*WHAT IS EXPECTED*: Render every line of the material as a JSON list of strings, one string per line, leaving out blank lines.

*RECORDS TO PROCESS*:
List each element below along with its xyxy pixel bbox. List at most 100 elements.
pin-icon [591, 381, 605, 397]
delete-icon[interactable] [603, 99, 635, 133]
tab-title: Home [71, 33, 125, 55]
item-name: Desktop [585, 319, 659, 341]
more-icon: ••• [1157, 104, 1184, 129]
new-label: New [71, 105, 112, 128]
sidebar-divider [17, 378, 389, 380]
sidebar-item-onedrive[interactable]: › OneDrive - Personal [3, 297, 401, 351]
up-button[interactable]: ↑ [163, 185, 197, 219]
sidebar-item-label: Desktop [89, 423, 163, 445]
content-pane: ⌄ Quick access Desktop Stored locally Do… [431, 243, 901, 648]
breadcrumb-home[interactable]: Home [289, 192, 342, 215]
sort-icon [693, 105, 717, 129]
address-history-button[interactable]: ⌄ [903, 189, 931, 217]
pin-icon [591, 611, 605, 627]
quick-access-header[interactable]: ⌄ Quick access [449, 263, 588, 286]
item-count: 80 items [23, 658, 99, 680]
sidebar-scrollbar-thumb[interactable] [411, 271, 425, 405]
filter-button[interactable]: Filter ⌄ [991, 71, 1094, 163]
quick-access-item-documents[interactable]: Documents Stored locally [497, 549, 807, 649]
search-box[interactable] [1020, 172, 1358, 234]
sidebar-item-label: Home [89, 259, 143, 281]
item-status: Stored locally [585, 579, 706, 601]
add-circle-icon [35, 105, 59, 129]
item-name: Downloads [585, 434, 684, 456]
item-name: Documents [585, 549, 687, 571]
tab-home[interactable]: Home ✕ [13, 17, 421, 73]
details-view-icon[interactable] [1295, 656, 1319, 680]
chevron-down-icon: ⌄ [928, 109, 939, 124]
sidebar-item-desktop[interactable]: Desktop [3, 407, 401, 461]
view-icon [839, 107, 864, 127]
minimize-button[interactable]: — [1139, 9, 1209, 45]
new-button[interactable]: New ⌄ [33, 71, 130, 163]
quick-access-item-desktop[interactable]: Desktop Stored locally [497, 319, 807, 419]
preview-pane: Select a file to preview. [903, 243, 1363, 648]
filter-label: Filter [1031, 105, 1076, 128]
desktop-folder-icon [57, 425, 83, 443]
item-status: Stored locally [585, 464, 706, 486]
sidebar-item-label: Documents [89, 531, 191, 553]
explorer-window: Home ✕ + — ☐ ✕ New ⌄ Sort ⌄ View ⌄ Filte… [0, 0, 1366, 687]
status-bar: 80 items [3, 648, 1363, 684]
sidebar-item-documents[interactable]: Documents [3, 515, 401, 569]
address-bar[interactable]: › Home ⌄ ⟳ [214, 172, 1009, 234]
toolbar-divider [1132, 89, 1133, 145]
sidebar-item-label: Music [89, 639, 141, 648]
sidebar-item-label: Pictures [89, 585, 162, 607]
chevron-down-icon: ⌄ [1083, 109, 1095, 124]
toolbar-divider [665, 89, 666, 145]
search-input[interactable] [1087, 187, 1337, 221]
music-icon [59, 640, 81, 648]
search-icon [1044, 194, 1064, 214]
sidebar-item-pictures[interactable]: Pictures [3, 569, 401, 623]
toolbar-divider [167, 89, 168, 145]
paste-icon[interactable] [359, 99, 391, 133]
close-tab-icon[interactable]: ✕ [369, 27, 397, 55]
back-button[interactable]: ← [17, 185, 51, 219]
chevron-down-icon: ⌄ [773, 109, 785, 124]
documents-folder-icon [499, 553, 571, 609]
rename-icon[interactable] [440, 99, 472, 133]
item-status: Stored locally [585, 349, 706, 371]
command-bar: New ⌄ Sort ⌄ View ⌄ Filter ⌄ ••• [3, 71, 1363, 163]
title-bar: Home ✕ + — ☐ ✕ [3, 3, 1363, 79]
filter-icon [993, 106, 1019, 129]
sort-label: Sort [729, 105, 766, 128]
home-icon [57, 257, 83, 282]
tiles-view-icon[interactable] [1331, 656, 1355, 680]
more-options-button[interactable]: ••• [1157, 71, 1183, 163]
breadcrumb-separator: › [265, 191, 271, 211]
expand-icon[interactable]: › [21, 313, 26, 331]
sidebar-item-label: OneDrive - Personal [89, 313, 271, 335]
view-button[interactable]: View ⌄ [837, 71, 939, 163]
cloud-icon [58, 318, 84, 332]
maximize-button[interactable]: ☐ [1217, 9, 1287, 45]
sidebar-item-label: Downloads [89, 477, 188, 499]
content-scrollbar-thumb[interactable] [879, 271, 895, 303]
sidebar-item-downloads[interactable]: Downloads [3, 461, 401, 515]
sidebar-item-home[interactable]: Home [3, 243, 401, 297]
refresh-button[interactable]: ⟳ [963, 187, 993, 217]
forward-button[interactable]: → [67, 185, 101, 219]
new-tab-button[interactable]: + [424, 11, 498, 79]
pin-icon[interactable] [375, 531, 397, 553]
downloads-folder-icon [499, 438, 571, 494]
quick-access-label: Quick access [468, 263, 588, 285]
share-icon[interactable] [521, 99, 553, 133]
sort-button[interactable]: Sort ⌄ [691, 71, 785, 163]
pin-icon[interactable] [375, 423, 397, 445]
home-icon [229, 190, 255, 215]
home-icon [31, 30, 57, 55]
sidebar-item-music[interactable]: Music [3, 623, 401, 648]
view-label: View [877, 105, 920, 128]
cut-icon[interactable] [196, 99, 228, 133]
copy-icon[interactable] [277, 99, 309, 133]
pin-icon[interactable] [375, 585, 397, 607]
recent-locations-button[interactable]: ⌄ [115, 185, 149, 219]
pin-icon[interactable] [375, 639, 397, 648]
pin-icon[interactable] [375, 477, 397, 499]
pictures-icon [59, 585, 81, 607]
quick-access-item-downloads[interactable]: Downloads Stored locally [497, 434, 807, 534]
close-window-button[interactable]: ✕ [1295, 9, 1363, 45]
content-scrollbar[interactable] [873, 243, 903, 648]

*RESULT BELOW*:
[
  "List each element below along with its xyxy pixel bbox. List at most 100 elements.",
  "pin-icon [591, 381, 605, 397]",
  "delete-icon[interactable] [603, 99, 635, 133]",
  "tab-title: Home [71, 33, 125, 55]",
  "item-name: Desktop [585, 319, 659, 341]",
  "more-icon: ••• [1157, 104, 1184, 129]",
  "new-label: New [71, 105, 112, 128]",
  "sidebar-divider [17, 378, 389, 380]",
  "sidebar-item-onedrive[interactable]: › OneDrive - Personal [3, 297, 401, 351]",
  "up-button[interactable]: ↑ [163, 185, 197, 219]",
  "sidebar-item-label: Desktop [89, 423, 163, 445]",
  "content-pane: ⌄ Quick access Desktop Stored locally Do… [431, 243, 901, 648]",
  "breadcrumb-home[interactable]: Home [289, 192, 342, 215]",
  "sort-icon [693, 105, 717, 129]",
  "address-history-button[interactable]: ⌄ [903, 189, 931, 217]",
  "pin-icon [591, 611, 605, 627]",
  "quick-access-header[interactable]: ⌄ Quick access [449, 263, 588, 286]",
  "item-count: 80 items [23, 658, 99, 680]",
  "sidebar-scrollbar-thumb[interactable] [411, 271, 425, 405]",
  "filter-button[interactable]: Filter ⌄ [991, 71, 1094, 163]",
  "quick-access-item-documents[interactable]: Documents Stored locally [497, 549, 807, 649]",
  "search-box[interactable] [1020, 172, 1358, 234]",
  "sidebar-item-label: Home [89, 259, 143, 281]",
  "item-status: Stored locally [585, 579, 706, 601]",
  "add-circle-icon [35, 105, 59, 129]",
  "item-name: Downloads [585, 434, 684, 456]",
  "item-name: Documents [585, 549, 687, 571]",
  "tab-home[interactable]: Home ✕ [13, 17, 421, 73]",
  "details-view-icon[interactable] [1295, 656, 1319, 680]",
  "chevron-down-icon: ⌄ [928, 109, 939, 124]",
  "sidebar-item-desktop[interactable]: Desktop [3, 407, 401, 461]",
  "view-icon [839, 107, 864, 127]",
  "minimize-button[interactable]: — [1139, 9, 1209, 45]",
  "new-button[interactable]: New ⌄ [33, 71, 130, 163]",
  "quick-access-item-desktop[interactable]: Desktop Stored locally [497, 319, 807, 419]",
  "preview-pane: Select a file to preview. [903, 243, 1363, 648]",
  "filter-label: Filter [1031, 105, 1076, 128]",
  "desktop-folder-icon [57, 425, 83, 443]",
  "item-status: Stored locally [585, 464, 706, 486]",
  "sidebar-item-label: Documents [89, 531, 191, 553]",
  "explorer-window: Home ✕ + — ☐ ✕ New ⌄ Sort ⌄ View ⌄ Filte… [0, 0, 1366, 687]",
  "status-bar: 80 items [3, 648, 1363, 684]",
  "sidebar-item-documents[interactable]: Documents [3, 515, 401, 569]",
  "address-bar[interactable]: › Home ⌄ ⟳ [214, 172, 1009, 234]",
  "toolbar-divider [1132, 89, 1133, 145]",
  "sidebar-item-label: Music [89, 639, 141, 648]",
  "sidebar-item-label: Pictures [89, 585, 162, 607]",
  "chevron-down-icon: ⌄ [1083, 109, 1095, 124]",
  "toolbar-divider [665, 89, 666, 145]",
  "search-input[interactable] [1087, 187, 1337, 221]",
  "music-icon [59, 640, 81, 648]",
  "search-icon [1044, 194, 1064, 214]",
  "sidebar-item-pictures[interactable]: Pictures [3, 569, 401, 623]",
  "toolbar-divider [167, 89, 168, 145]",
  "paste-icon[interactable] [359, 99, 391, 133]",
  "close-tab-icon[interactable]: ✕ [369, 27, 397, 55]",
  "back-button[interactable]: ← [17, 185, 51, 219]",
  "chevron-down-icon: ⌄ [773, 109, 785, 124]",
  "documents-folder-icon [499, 553, 571, 609]",
  "rename-icon[interactable] [440, 99, 472, 133]",
  "item-status: Stored locally [585, 349, 706, 371]",
  "command-bar: New ⌄ Sort ⌄ View ⌄ Filter ⌄ ••• [3, 71, 1363, 163]",
  "title-bar: Home ✕ + — ☐ ✕ [3, 3, 1363, 79]",
  "filter-icon [993, 106, 1019, 129]",
  "sort-label: Sort [729, 105, 766, 128]",
  "home-icon [57, 257, 83, 282]",
  "tiles-view-icon[interactable] [1331, 656, 1355, 680]",
  "more-options-button[interactable]: ••• [1157, 71, 1183, 163]",
  "breadcrumb-separator: › [265, 191, 271, 211]",
  "expand-icon[interactable]: › [21, 313, 26, 331]",
  "sidebar-item-label: OneDrive - Personal [89, 313, 271, 335]",
  "view-button[interactable]: View ⌄ [837, 71, 939, 163]",
  "cloud-icon [58, 318, 84, 332]",
  "maximize-button[interactable]: ☐ [1217, 9, 1287, 45]",
  "sidebar-item-label: Downloads [89, 477, 188, 499]",
  "content-scrollbar-thumb[interactable] [879, 271, 895, 303]",
  "sidebar-item-downloads[interactable]: Downloads [3, 461, 401, 515]",
  "sidebar-item-home[interactable]: Home [3, 243, 401, 297]",
  "refresh-button[interactable]: ⟳ [963, 187, 993, 217]",
  "forward-button[interactable]: → [67, 185, 101, 219]",
  "new-tab-button[interactable]: + [424, 11, 498, 79]",
  "pin-icon[interactable] [375, 531, 397, 553]",
  "downloads-folder-icon [499, 438, 571, 494]",
  "quick-access-label: Quick access [468, 263, 588, 285]",
  "share-icon[interactable] [521, 99, 553, 133]",
  "sort-button[interactable]: Sort ⌄ [691, 71, 785, 163]",
  "pin-icon[interactable] [375, 423, 397, 445]",
  "home-icon [229, 190, 255, 215]",
  "home-icon [31, 30, 57, 55]",
  "sidebar-item-music[interactable]: Music [3, 623, 401, 648]",
  "view-label: View [877, 105, 920, 128]",
  "cut-icon[interactable] [196, 99, 228, 133]",
  "copy-icon[interactable] [277, 99, 309, 133]",
  "pin-icon[interactable] [375, 585, 397, 607]",
  "recent-locations-button[interactable]: ⌄ [115, 185, 149, 219]",
  "pin-icon[interactable] [375, 639, 397, 648]",
  "pin-icon[interactable] [375, 477, 397, 499]",
  "pictures-icon [59, 585, 81, 607]",
  "quick-access-item-downloads[interactable]: Downloads Stored locally [497, 434, 807, 534]",
  "close-window-button[interactable]: ✕ [1295, 9, 1363, 45]",
  "content-scrollbar[interactable] [873, 243, 903, 648]"
]